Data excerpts
◇ ◇ ◇

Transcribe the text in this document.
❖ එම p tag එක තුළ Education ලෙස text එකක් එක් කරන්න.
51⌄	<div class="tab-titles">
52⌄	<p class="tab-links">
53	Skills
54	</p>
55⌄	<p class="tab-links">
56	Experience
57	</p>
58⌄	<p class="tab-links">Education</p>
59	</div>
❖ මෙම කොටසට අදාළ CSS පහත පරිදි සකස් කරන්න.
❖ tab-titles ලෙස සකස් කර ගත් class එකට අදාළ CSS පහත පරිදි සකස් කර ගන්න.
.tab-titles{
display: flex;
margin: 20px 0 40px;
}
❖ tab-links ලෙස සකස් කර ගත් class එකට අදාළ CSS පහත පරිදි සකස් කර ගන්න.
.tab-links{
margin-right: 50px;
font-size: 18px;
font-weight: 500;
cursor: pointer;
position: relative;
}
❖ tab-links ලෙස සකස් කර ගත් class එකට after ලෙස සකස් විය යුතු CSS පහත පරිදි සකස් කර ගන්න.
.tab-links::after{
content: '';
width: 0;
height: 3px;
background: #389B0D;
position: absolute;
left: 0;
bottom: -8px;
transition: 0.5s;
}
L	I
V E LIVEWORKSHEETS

◇ ◇ ◇

* **Set task**:
Gather each line of the listing that holds the string "after".

* **Solution to this task**:
❖ tab-links ලෙස සකස් කර ගත් class එකට after ලෙස සකස් විය යුතු CSS පහත පරිදි සකස් කර ගන්න.
.tab-links::after{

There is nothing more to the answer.